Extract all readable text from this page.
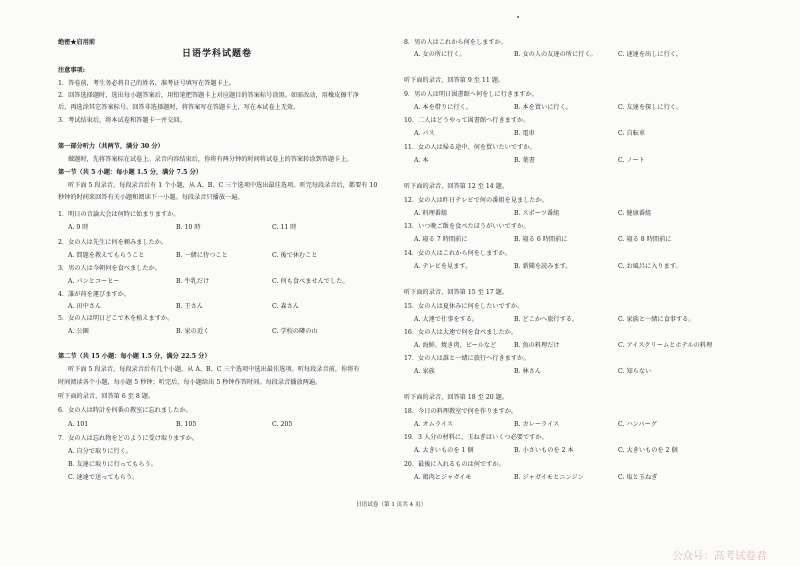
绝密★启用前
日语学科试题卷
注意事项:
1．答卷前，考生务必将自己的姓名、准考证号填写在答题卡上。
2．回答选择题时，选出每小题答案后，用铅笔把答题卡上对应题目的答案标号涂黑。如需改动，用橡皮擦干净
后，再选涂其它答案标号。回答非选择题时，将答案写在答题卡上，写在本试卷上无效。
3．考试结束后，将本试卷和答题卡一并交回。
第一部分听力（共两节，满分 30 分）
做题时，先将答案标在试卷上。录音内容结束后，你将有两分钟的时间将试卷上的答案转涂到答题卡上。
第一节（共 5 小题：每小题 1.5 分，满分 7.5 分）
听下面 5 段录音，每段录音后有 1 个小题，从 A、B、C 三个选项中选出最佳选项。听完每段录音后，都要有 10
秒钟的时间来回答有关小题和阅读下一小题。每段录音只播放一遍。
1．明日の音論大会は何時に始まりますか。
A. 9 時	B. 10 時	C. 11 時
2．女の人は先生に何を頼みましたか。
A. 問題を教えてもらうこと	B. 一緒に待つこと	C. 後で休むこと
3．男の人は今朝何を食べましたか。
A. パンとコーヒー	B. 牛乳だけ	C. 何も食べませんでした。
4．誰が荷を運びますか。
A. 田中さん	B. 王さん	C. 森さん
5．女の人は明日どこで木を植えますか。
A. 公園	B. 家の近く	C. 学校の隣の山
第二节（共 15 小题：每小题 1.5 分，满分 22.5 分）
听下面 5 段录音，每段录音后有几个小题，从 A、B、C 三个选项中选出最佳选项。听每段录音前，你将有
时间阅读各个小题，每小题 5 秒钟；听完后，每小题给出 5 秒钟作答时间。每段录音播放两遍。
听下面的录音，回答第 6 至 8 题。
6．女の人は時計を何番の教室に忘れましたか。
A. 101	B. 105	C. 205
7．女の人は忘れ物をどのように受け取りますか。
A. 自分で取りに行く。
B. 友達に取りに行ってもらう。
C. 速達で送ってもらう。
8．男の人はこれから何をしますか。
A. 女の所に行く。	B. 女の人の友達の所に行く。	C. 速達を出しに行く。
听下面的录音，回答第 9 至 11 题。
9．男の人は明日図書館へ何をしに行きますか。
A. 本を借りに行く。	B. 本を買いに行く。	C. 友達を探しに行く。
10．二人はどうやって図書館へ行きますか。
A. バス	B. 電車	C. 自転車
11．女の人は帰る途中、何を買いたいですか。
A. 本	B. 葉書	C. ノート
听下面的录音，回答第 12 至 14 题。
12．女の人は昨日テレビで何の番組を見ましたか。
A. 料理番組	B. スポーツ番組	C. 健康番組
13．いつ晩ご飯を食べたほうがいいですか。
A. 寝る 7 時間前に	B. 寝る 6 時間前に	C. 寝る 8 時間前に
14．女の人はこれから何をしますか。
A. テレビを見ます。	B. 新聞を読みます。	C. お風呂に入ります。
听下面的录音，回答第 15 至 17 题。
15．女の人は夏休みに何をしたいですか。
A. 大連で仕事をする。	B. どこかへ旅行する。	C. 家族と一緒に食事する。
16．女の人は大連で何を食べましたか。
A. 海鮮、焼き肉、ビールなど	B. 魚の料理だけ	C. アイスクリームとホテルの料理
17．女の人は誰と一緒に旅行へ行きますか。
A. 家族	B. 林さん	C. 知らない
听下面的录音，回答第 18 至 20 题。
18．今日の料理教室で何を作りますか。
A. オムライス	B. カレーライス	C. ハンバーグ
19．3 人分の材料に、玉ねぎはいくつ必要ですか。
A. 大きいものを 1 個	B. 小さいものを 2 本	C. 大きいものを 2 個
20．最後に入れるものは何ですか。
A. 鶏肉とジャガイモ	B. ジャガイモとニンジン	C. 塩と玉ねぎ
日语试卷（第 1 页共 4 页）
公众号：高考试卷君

....

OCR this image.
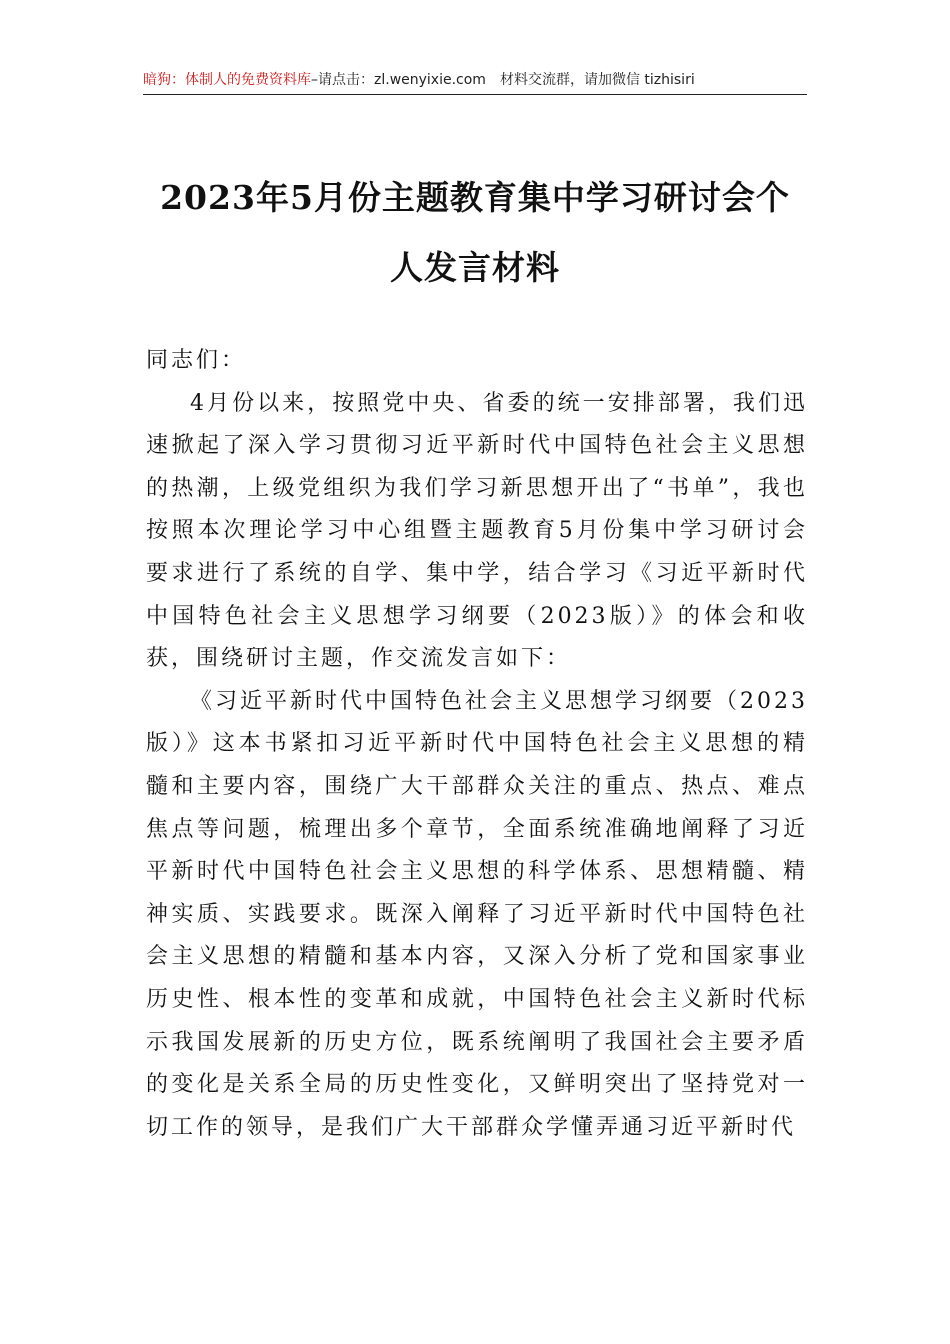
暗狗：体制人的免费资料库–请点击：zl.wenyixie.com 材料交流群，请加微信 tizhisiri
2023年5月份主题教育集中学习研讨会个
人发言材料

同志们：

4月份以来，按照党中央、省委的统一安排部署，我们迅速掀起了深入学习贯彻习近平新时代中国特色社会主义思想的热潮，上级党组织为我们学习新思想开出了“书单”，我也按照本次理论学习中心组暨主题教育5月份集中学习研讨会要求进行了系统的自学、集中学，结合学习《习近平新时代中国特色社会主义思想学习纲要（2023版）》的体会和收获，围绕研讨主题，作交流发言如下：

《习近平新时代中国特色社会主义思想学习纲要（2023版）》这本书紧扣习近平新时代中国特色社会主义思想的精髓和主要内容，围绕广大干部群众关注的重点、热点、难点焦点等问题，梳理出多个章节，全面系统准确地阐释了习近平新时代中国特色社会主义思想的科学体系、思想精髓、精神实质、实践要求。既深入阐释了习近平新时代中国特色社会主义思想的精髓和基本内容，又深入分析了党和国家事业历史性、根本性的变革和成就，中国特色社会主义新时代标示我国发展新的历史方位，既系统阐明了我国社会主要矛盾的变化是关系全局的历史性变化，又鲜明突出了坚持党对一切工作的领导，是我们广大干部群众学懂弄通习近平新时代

....

**Directions for this task**
Give only the number of lines in the preceding material that contain the string "听下面的录音".

**In response**
5